• [Work to be completed]
Pull out each line of the records holding the string "links".

───── Supplied material ─────

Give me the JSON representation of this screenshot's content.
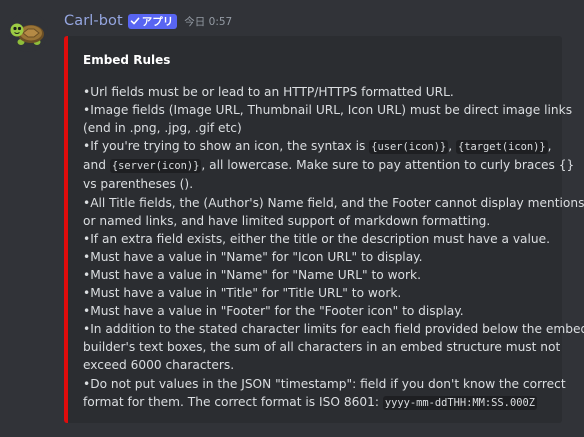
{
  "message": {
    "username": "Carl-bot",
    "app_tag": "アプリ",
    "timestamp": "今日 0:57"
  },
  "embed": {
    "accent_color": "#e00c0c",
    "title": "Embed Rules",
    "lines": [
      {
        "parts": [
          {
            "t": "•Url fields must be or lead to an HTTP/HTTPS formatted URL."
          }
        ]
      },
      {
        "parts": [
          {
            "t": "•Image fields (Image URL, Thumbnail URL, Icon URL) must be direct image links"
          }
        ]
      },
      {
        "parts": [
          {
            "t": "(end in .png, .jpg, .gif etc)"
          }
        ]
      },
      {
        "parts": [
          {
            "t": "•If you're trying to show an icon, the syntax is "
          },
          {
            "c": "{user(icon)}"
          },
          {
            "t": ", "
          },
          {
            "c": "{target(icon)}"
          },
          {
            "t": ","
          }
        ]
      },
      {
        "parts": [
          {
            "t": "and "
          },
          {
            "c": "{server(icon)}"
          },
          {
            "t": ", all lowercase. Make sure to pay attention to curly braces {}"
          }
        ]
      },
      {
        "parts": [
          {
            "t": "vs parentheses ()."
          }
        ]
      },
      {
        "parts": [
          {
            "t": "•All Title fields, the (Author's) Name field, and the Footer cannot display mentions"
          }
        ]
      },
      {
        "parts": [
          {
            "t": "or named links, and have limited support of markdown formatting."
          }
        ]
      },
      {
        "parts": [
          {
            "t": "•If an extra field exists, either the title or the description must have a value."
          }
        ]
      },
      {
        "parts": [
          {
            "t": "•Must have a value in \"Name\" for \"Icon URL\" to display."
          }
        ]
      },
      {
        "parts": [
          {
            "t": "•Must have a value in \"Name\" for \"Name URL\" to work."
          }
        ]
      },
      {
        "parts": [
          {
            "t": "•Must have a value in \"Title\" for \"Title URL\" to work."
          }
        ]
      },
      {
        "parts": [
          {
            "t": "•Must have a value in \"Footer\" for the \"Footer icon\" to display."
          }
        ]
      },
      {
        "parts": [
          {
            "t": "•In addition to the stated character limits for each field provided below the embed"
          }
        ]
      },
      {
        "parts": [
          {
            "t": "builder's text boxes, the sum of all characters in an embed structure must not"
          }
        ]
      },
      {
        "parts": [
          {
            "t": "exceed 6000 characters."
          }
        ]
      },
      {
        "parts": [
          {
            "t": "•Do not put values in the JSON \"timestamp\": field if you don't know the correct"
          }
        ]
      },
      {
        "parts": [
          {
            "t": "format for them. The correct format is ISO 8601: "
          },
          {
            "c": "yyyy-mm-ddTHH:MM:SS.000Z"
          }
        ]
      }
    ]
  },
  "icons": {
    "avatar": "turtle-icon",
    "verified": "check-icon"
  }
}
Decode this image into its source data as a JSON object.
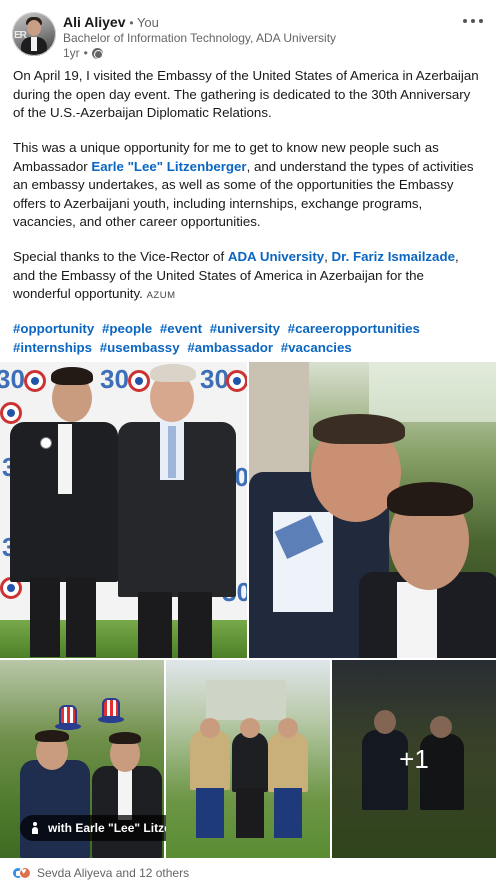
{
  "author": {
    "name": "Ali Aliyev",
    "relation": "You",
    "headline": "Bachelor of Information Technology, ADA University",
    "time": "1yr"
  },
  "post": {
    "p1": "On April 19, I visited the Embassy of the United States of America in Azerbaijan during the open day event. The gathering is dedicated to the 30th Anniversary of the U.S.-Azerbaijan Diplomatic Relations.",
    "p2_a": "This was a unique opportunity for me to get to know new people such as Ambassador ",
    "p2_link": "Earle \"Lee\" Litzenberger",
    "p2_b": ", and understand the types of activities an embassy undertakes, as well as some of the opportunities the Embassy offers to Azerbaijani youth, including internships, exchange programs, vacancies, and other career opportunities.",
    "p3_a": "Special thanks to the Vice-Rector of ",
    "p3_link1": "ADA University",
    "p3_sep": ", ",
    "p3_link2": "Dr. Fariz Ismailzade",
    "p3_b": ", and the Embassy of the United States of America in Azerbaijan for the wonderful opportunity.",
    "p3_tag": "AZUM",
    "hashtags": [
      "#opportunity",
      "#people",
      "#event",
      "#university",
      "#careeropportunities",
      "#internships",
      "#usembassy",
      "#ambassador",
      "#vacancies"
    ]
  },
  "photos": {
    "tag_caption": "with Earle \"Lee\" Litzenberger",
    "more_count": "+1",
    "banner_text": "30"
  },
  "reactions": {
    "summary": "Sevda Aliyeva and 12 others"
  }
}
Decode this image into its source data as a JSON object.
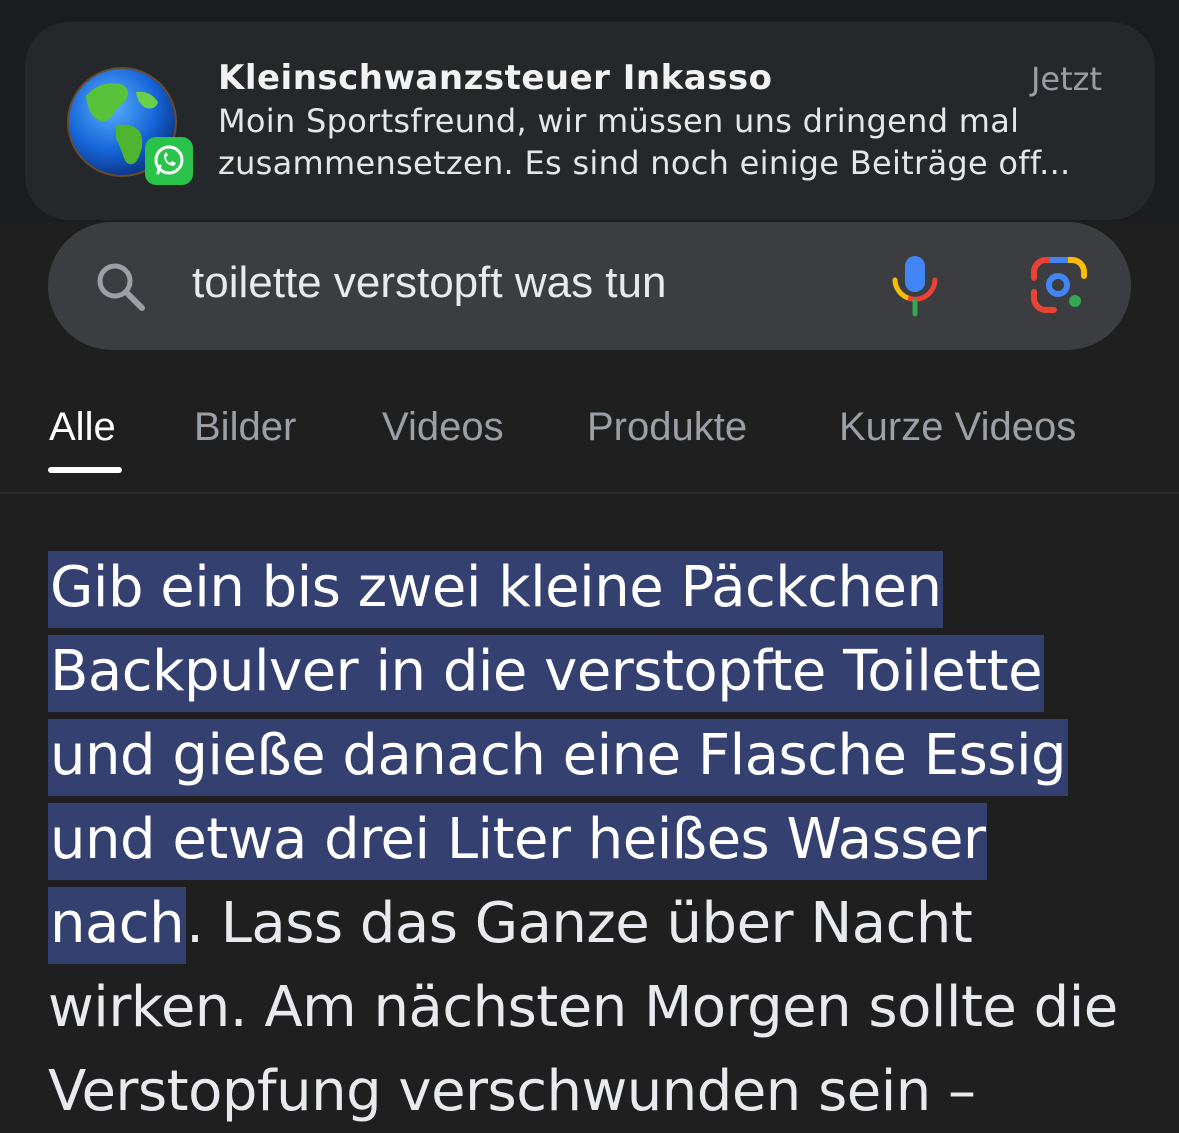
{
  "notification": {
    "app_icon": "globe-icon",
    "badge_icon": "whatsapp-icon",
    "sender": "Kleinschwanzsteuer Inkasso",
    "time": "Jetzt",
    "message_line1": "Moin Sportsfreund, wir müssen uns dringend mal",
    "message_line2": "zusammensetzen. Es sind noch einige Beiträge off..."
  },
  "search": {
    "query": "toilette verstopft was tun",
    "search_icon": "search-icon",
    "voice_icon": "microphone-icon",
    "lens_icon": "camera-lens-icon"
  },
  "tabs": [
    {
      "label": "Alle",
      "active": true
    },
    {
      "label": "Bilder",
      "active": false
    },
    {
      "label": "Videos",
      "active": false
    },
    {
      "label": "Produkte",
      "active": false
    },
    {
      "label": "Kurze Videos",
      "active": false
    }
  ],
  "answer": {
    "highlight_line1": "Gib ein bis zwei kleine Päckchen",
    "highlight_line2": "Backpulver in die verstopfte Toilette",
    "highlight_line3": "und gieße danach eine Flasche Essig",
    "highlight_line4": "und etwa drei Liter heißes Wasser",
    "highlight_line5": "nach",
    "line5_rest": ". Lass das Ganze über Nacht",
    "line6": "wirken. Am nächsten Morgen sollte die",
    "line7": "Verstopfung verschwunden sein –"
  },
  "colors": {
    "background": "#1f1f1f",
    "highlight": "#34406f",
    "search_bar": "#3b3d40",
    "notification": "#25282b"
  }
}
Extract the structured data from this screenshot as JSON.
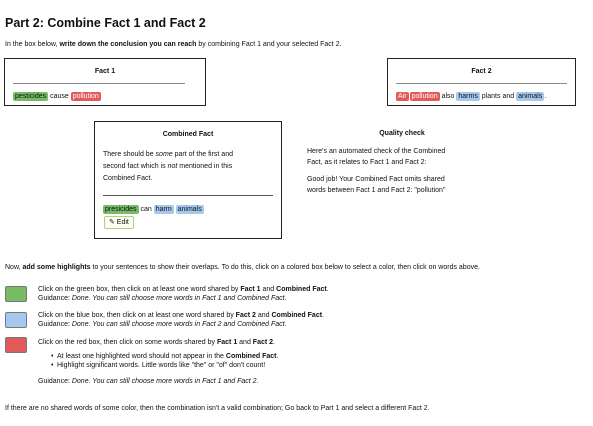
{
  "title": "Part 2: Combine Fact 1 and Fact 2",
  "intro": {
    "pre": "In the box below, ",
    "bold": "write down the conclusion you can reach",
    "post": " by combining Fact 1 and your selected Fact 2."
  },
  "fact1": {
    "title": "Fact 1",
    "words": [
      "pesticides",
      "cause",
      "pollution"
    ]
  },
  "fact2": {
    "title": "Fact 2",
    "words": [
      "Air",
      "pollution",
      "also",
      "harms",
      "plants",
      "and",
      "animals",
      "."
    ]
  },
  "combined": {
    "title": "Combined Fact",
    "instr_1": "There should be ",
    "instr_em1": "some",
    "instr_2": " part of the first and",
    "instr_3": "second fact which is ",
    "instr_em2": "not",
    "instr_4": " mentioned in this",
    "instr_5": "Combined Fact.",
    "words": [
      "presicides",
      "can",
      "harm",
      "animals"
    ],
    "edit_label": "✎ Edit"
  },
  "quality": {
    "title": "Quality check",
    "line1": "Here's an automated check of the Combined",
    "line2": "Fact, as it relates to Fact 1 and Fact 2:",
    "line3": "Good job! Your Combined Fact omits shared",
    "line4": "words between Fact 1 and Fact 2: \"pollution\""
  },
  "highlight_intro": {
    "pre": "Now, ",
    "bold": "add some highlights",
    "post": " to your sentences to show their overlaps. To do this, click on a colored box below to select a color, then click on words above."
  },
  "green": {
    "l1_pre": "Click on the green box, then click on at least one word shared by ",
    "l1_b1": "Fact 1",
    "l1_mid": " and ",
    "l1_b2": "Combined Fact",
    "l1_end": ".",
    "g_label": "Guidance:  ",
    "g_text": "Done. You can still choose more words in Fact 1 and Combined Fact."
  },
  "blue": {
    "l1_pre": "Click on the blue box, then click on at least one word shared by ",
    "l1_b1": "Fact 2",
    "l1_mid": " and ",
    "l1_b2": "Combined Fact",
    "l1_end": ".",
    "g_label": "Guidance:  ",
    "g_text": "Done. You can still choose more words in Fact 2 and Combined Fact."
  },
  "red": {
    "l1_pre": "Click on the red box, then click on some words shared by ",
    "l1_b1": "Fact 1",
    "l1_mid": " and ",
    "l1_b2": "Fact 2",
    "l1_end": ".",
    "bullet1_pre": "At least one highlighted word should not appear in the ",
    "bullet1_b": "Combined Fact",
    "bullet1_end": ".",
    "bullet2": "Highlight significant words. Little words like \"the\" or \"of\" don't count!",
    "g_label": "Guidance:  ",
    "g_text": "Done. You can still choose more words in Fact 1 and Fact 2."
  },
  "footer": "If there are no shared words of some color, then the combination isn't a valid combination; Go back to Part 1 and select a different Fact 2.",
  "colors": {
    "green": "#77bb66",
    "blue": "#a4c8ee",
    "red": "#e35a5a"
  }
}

─────

• [Worked solution]
            "t": "•Image fields (Image URL, Thumbnail URL, Icon URL) must be direct image links"
            "t": "or named links, and have limited support of markdown formatting."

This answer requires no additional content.